# Written task
Write out all the data again, exactly as it stands.

## Start Record excerpts

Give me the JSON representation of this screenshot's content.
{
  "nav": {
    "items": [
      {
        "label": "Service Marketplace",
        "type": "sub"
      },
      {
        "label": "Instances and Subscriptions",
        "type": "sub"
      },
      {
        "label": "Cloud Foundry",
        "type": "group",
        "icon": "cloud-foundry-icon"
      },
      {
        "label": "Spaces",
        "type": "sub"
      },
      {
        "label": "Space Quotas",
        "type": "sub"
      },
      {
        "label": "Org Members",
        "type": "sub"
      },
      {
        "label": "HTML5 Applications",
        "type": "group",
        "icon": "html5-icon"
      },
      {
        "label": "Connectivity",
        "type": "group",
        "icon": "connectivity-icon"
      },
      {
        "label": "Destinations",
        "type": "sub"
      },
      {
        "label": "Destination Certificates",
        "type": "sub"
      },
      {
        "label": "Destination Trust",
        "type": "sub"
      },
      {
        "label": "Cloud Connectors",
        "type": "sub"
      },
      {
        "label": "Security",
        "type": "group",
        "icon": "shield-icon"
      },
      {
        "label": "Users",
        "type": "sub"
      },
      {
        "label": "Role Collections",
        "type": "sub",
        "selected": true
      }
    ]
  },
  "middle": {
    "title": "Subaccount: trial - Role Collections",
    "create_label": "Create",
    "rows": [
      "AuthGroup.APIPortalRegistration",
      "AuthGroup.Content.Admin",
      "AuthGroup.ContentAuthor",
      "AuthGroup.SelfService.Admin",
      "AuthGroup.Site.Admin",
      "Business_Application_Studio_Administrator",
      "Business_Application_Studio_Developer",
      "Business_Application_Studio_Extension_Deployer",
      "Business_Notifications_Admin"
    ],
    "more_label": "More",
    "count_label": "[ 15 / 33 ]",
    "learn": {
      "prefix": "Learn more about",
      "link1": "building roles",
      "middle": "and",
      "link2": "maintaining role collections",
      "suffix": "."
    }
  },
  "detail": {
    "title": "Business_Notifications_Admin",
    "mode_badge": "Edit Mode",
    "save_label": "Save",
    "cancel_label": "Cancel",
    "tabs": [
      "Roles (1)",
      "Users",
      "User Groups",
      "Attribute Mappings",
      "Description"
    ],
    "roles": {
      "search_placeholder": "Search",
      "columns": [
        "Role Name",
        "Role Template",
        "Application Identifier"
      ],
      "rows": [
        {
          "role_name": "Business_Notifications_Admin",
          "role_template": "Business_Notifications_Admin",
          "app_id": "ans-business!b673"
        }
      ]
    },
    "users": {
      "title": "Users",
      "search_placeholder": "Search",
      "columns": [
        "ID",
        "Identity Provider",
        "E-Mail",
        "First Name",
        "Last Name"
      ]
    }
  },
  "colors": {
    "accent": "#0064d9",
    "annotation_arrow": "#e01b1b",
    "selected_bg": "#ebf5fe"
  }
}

## End Record excerpts

# Expected answer
Give me the JSON representation of this screenshot's content.
{
  "nav": {
    "items": [
      {
        "label": "Service Marketplace",
        "type": "sub"
      },
      {
        "label": "Instances and Subscriptions",
        "type": "sub"
      },
      {
        "label": "Cloud Foundry",
        "type": "group",
        "icon": "cloud-foundry-icon"
      },
      {
        "label": "Spaces",
        "type": "sub"
      },
      {
        "label": "Space Quotas",
        "type": "sub"
      },
      {
        "label": "Org Members",
        "type": "sub"
      },
      {
        "label": "HTML5 Applications",
        "type": "group",
        "icon": "html5-icon"
      },
      {
        "label": "Connectivity",
        "type": "group",
        "icon": "connectivity-icon"
      },
      {
        "label": "Destinations",
        "type": "sub"
      },
      {
        "label": "Destination Certificates",
        "type": "sub"
      },
      {
        "label": "Destination Trust",
        "type": "sub"
      },
      {
        "label": "Cloud Connectors",
        "type": "sub"
      },
      {
        "label": "Security",
        "type": "group",
        "icon": "shield-icon"
      },
      {
        "label": "Users",
        "type": "sub"
      },
      {
        "label": "Role Collections",
        "type": "sub",
        "selected": true
      }
    ]
  },
  "middle": {
    "title": "Subaccount: trial - Role Collections",
    "create_label": "Create",
    "rows": [
      "AuthGroup.APIPortalRegistration",
      "AuthGroup.Content.Admin",
      "AuthGroup.ContentAuthor",
      "AuthGroup.SelfService.Admin",
      "AuthGroup.Site.Admin",
      "Business_Application_Studio_Administrator",
      "Business_Application_Studio_Developer",
      "Business_Application_Studio_Extension_Deployer",
      "Business_Notifications_Admin"
    ],
    "more_label": "More",
    "count_label": "[ 15 / 33 ]",
    "learn": {
      "prefix": "Learn more about",
      "link1": "building roles",
      "middle": "and",
      "link2": "maintaining role collections",
      "suffix": "."
    }
  },
  "detail": {
    "title": "Business_Notifications_Admin",
    "mode_badge": "Edit Mode",
    "save_label": "Save",
    "cancel_label": "Cancel",
    "tabs": [
      "Roles (1)",
      "Users",
      "User Groups",
      "Attribute Mappings",
      "Description"
    ],
    "roles": {
      "search_placeholder": "Search",
      "columns": [
        "Role Name",
        "Role Template",
        "Application Identifier"
      ],
      "rows": [
        {
          "role_name": "Business_Notifications_Admin",
          "role_template": "Business_Notifications_Admin",
          "app_id": "ans-business!b673"
        }
      ]
    },
    "users": {
      "title": "Users",
      "search_placeholder": "Search",
      "columns": [
        "ID",
        "Identity Provider",
        "E-Mail",
        "First Name",
        "Last Name"
      ]
    }
  },
  "colors": {
    "accent": "#0064d9",
    "annotation_arrow": "#e01b1b",
    "selected_bg": "#ebf5fe"
  }
}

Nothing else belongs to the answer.